Stored data entries
++++

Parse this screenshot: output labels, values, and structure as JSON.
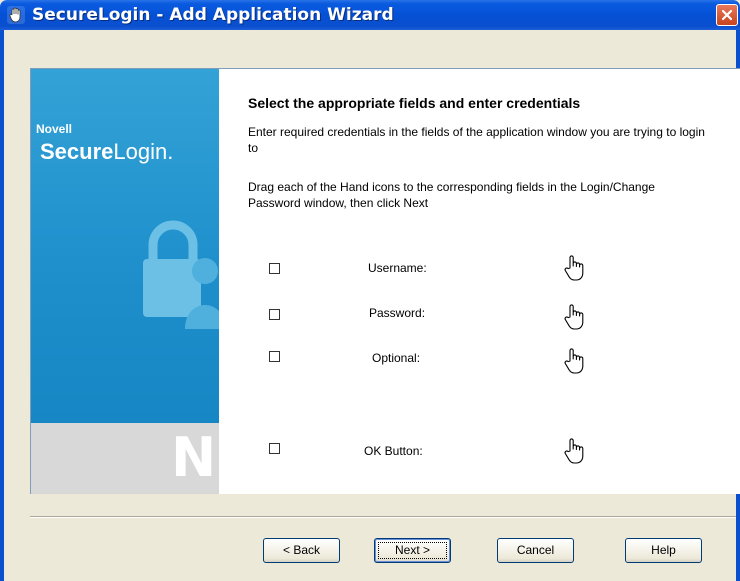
{
  "window": {
    "title": "SecureLogin - Add Application Wizard",
    "icon": "hand-icon",
    "close_icon": "close-x-icon",
    "accent": "#0a4fce"
  },
  "banner": {
    "company": "Novell",
    "product_bold": "Secure",
    "product_regular": "Login",
    "product_mark": ".",
    "logo_letter": "N",
    "color": "#1f90cc"
  },
  "main": {
    "heading": "Select the appropriate fields and enter credentials",
    "para1": "Enter required credentials in the fields of the application window you are trying to login to",
    "para2": "Drag each of the Hand icons to the corresponding fields in the Login/Change Password window, then click Next"
  },
  "fields": [
    {
      "label": "Username:",
      "checked": false,
      "icon": "hand-pointer-icon"
    },
    {
      "label": "Password:",
      "checked": false,
      "icon": "hand-pointer-icon"
    },
    {
      "label": "Optional:",
      "checked": false,
      "icon": "hand-pointer-icon"
    },
    {
      "label": "OK Button:",
      "checked": false,
      "icon": "hand-pointer-icon"
    }
  ],
  "buttons": {
    "back_label": "< Back",
    "next_label": "Next >",
    "cancel_label": "Cancel",
    "help_label": "Help"
  }
}
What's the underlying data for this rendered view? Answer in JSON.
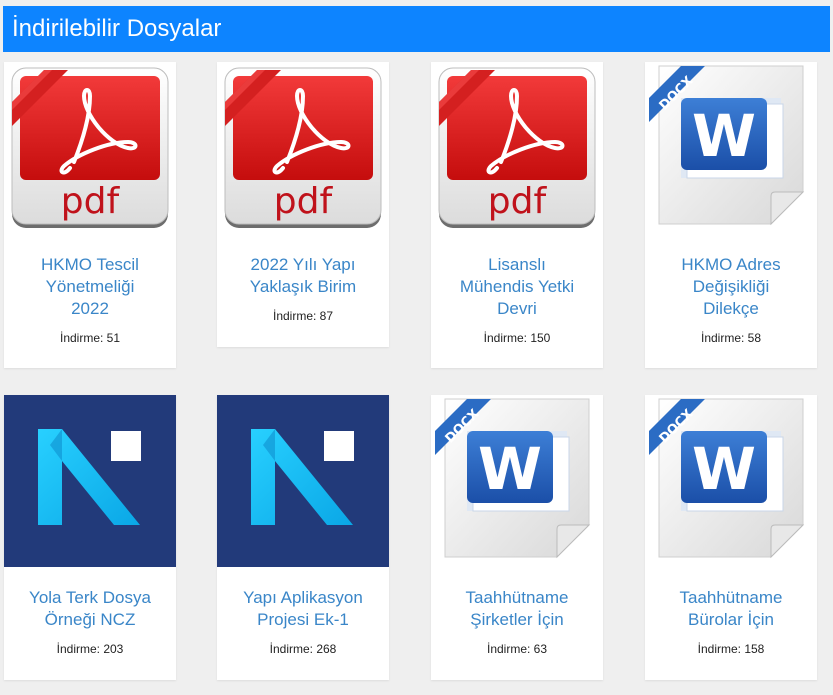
{
  "header": {
    "title": "İndirilebilir Dosyalar"
  },
  "colors": {
    "header_bg": "#0d84ff",
    "title_link": "#3a86c8",
    "ncz_bg": "#223a7a",
    "ncz_accent": "#1ec4f5"
  },
  "downloads_prefix": "İndirme:",
  "files": [
    {
      "icon": "pdf-icon",
      "title_lines": [
        "HKMO Tescil",
        "Yönetmeliği",
        "2022"
      ],
      "downloads": "İndirme: 51"
    },
    {
      "icon": "pdf-icon",
      "title_lines": [
        "2022 Yılı Yapı",
        "Yaklaşık Birim"
      ],
      "downloads": "İndirme: 87"
    },
    {
      "icon": "pdf-icon",
      "title_lines": [
        "Lisanslı",
        "Mühendis Yetki",
        "Devri"
      ],
      "downloads": "İndirme: 150"
    },
    {
      "icon": "docx-word-icon",
      "icon_badge": "DOCX",
      "title_lines": [
        "HKMO Adres",
        "Değişikliği",
        "Dilekçe"
      ],
      "downloads": "İndirme: 58"
    },
    {
      "icon": "ncz-logo-icon",
      "title_lines": [
        "Yola Terk Dosya",
        "Örneği NCZ"
      ],
      "downloads": "İndirme: 203"
    },
    {
      "icon": "ncz-logo-icon",
      "title_lines": [
        "Yapı Aplikasyon",
        "Projesi Ek-1"
      ],
      "downloads": "İndirme: 268"
    },
    {
      "icon": "docx-word-icon",
      "icon_badge": "DOCX",
      "title_lines": [
        "Taahhütname",
        "Şirketler İçin"
      ],
      "downloads": "İndirme: 63"
    },
    {
      "icon": "docx-word-icon",
      "icon_badge": "DOCX",
      "title_lines": [
        "Taahhütname",
        "Bürolar İçin"
      ],
      "downloads": "İndirme: 158"
    }
  ]
}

++++

Task prompt: Return the whole listing, word for word, and leave out every picture.

Written answer:
Parse this screenshot: output labels, values, and structure as JSON.
{
  "window": {
    "title": "SecureLogin - Add Application Wizard",
    "icon": "hand-icon",
    "close_icon": "close-x-icon",
    "accent": "#0a4fce"
  },
  "banner": {
    "company": "Novell",
    "product_bold": "Secure",
    "product_regular": "Login",
    "product_mark": ".",
    "logo_letter": "N",
    "color": "#1f90cc"
  },
  "main": {
    "heading": "Select the appropriate fields and enter credentials",
    "para1": "Enter required credentials in the fields of the application window you are trying to login to",
    "para2": "Drag each of the Hand icons to the corresponding fields in the Login/Change Password window, then click Next"
  },
  "fields": [
    {
      "label": "Username:",
      "checked": false,
      "icon": "hand-pointer-icon"
    },
    {
      "label": "Password:",
      "checked": false,
      "icon": "hand-pointer-icon"
    },
    {
      "label": "Optional:",
      "checked": false,
      "icon": "hand-pointer-icon"
    },
    {
      "label": "OK Button:",
      "checked": false,
      "icon": "hand-pointer-icon"
    }
  ],
  "buttons": {
    "back_label": "< Back",
    "next_label": "Next >",
    "cancel_label": "Cancel",
    "help_label": "Help"
  }
}
What's the underlying data for this rendered view? Answer in JSON.
{
  "header": {
    "title": "İndirilebilir Dosyalar"
  },
  "colors": {
    "header_bg": "#0d84ff",
    "title_link": "#3a86c8",
    "ncz_bg": "#223a7a",
    "ncz_accent": "#1ec4f5"
  },
  "downloads_prefix": "İndirme:",
  "files": [
    {
      "icon": "pdf-icon",
      "title_lines": [
        "HKMO Tescil",
        "Yönetmeliği",
        "2022"
      ],
      "downloads": "İndirme: 51"
    },
    {
      "icon": "pdf-icon",
      "title_lines": [
        "2022 Yılı Yapı",
        "Yaklaşık Birim"
      ],
      "downloads": "İndirme: 87"
    },
    {
      "icon": "pdf-icon",
      "title_lines": [
        "Lisanslı",
        "Mühendis Yetki",
        "Devri"
      ],
      "downloads": "İndirme: 150"
    },
    {
      "icon": "docx-word-icon",
      "icon_badge": "DOCX",
      "title_lines": [
        "HKMO Adres",
        "Değişikliği",
        "Dilekçe"
      ],
      "downloads": "İndirme: 58"
    },
    {
      "icon": "ncz-logo-icon",
      "title_lines": [
        "Yola Terk Dosya",
        "Örneği NCZ"
      ],
      "downloads": "İndirme: 203"
    },
    {
      "icon": "ncz-logo-icon",
      "title_lines": [
        "Yapı Aplikasyon",
        "Projesi Ek-1"
      ],
      "downloads": "İndirme: 268"
    },
    {
      "icon": "docx-word-icon",
      "icon_badge": "DOCX",
      "title_lines": [
        "Taahhütname",
        "Şirketler İçin"
      ],
      "downloads": "İndirme: 63"
    },
    {
      "icon": "docx-word-icon",
      "icon_badge": "DOCX",
      "title_lines": [
        "Taahhütname",
        "Bürolar İçin"
      ],
      "downloads": "İndirme: 158"
    }
  ]
}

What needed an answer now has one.